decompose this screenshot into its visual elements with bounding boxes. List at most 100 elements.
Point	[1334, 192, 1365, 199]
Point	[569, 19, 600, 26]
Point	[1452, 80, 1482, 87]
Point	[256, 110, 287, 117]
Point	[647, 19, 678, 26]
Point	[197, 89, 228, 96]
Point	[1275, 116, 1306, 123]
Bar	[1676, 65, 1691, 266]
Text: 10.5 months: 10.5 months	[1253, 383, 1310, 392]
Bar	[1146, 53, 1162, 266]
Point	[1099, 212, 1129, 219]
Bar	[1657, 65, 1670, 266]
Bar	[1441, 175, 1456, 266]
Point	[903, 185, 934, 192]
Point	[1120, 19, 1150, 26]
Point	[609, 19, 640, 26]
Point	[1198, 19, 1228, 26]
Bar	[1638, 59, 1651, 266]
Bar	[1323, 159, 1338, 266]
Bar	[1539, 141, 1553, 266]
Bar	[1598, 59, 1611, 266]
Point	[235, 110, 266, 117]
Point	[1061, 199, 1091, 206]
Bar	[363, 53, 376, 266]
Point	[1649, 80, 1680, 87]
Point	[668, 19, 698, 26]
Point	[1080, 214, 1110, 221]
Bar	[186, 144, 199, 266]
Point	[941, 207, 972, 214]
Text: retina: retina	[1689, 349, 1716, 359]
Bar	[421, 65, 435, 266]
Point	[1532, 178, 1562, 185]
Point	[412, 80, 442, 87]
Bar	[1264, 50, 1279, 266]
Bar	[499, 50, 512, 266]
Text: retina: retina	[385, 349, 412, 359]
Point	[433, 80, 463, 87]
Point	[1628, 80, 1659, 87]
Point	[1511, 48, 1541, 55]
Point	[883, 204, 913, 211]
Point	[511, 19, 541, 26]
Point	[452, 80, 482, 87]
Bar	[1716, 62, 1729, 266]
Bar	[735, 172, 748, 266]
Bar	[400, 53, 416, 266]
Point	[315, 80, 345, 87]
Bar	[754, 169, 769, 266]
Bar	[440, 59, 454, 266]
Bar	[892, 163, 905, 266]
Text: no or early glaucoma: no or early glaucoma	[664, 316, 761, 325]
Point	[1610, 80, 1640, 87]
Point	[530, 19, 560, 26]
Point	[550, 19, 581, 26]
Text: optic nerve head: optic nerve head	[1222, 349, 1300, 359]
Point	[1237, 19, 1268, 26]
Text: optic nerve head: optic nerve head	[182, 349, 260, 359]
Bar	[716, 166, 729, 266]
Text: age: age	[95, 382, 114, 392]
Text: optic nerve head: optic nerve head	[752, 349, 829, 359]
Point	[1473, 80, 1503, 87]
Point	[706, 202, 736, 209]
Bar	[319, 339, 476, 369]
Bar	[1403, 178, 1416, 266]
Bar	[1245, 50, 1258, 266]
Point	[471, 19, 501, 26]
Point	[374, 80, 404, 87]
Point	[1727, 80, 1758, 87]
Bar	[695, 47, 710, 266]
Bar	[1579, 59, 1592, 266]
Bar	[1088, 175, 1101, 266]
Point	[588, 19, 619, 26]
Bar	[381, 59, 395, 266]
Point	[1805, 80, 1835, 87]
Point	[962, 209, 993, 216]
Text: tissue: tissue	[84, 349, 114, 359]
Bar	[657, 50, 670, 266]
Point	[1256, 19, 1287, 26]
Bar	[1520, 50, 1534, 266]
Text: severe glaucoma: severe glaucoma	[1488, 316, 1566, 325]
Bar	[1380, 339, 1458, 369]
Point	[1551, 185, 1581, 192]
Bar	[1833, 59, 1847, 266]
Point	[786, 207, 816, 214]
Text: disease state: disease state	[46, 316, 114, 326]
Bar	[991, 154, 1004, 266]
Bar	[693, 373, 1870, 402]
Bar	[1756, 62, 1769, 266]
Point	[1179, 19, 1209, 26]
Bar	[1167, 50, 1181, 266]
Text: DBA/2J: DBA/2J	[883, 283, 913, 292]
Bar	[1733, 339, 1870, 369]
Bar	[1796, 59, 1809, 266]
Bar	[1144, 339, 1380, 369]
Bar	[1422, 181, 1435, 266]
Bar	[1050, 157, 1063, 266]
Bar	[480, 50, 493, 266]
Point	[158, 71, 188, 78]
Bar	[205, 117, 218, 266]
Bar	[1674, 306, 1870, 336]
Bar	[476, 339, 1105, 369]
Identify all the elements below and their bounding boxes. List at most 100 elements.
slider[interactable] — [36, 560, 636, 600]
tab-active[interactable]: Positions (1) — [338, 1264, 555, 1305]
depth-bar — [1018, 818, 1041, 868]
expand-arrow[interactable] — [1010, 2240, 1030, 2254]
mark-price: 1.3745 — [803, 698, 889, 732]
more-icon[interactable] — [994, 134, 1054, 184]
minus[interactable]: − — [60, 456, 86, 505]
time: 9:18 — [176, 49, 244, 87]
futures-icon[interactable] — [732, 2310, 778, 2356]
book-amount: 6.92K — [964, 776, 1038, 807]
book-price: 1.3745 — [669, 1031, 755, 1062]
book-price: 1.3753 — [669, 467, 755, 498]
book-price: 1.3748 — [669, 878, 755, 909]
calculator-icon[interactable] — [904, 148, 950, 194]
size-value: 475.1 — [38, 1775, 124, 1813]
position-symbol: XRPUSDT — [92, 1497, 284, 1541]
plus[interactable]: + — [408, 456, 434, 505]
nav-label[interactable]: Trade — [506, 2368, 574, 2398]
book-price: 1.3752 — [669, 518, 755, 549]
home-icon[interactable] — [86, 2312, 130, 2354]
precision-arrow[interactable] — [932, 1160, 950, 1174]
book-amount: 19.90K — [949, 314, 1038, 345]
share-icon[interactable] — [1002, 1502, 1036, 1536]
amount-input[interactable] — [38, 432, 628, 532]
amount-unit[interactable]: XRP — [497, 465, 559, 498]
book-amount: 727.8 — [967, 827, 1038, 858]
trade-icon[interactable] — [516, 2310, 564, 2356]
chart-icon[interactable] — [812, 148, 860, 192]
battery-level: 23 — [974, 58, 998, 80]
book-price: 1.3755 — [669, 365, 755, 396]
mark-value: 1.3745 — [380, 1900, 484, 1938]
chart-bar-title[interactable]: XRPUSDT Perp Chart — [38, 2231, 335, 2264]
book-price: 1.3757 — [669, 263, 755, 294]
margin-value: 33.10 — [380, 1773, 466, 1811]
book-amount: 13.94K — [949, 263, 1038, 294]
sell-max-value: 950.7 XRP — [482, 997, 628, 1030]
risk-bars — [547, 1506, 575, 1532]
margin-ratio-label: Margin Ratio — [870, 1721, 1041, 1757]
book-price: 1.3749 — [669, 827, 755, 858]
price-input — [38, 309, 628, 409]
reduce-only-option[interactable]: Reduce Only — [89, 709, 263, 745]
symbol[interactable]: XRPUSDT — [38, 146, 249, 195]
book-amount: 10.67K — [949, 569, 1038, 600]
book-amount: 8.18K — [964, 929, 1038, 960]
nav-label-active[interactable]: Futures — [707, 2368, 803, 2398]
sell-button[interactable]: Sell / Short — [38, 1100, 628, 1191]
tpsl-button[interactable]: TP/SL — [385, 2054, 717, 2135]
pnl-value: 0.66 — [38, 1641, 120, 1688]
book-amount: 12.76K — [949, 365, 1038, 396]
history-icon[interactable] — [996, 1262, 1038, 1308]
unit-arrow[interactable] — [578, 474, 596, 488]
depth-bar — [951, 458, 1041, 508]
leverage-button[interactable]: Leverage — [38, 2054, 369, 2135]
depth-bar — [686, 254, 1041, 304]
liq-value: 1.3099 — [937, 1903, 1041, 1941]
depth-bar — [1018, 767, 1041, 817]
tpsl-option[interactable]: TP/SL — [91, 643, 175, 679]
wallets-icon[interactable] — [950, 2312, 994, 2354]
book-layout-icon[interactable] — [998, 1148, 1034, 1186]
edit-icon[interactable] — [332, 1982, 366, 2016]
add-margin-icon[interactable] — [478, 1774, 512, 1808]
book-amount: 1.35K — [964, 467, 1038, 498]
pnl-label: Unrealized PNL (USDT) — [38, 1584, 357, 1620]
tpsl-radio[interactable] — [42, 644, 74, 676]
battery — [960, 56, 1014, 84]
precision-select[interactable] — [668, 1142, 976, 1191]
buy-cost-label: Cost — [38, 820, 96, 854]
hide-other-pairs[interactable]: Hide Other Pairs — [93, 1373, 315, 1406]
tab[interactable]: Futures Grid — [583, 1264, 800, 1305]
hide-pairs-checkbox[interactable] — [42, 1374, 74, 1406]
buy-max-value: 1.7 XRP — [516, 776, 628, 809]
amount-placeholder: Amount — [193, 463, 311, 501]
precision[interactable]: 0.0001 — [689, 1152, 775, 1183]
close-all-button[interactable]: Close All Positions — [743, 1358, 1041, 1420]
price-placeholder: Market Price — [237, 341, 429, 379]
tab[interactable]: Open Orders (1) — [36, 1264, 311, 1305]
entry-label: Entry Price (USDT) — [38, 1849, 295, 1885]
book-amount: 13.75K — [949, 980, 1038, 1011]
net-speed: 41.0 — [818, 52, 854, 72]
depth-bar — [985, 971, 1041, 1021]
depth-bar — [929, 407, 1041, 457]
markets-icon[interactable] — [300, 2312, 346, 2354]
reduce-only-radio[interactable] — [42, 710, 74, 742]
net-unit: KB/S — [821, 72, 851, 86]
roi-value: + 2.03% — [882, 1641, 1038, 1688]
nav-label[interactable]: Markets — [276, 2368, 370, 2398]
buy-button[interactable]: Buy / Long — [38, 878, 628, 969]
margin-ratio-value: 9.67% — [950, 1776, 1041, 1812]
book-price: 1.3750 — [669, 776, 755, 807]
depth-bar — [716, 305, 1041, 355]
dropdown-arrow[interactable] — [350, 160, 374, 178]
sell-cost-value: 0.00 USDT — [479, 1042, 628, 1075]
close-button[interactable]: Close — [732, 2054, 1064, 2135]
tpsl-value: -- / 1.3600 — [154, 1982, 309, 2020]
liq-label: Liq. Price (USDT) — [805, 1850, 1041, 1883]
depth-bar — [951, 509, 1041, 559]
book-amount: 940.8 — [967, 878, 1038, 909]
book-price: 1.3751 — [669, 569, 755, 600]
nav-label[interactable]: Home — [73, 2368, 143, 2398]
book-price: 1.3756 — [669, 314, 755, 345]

WHAT IS NEEDED - Please turn the lines of the items above, from the first one through the line containing "53, 376, 266]", into a numbered list, omitting any blank lines.

TASK RESULT -
1. decompose this screenshot into its visual elements with bounding boxes. List at most 100 elements.
2. Point	[1334, 192, 1365, 199]
3. Point	[569, 19, 600, 26]
4. Point	[1452, 80, 1482, 87]
5. Point	[256, 110, 287, 117]
6. Point	[647, 19, 678, 26]
7. Point	[197, 89, 228, 96]
8. Point	[1275, 116, 1306, 123]
9. Bar	[1676, 65, 1691, 266]
10. Text: 10.5 months: 10.5 months	[1253, 383, 1310, 392]
11. Bar	[1146, 53, 1162, 266]
12. Point	[1099, 212, 1129, 219]
13. Bar	[1657, 65, 1670, 266]
14. Bar	[1441, 175, 1456, 266]
15. Point	[903, 185, 934, 192]
16. Point	[1120, 19, 1150, 26]
17. Point	[609, 19, 640, 26]
18. Point	[1198, 19, 1228, 26]
19. Bar	[1638, 59, 1651, 266]
20. Bar	[1323, 159, 1338, 266]
21. Bar	[1539, 141, 1553, 266]
22. Bar	[1598, 59, 1611, 266]
23. Point	[235, 110, 266, 117]
24. Point	[1061, 199, 1091, 206]
25. Bar	[363, 53, 376, 266]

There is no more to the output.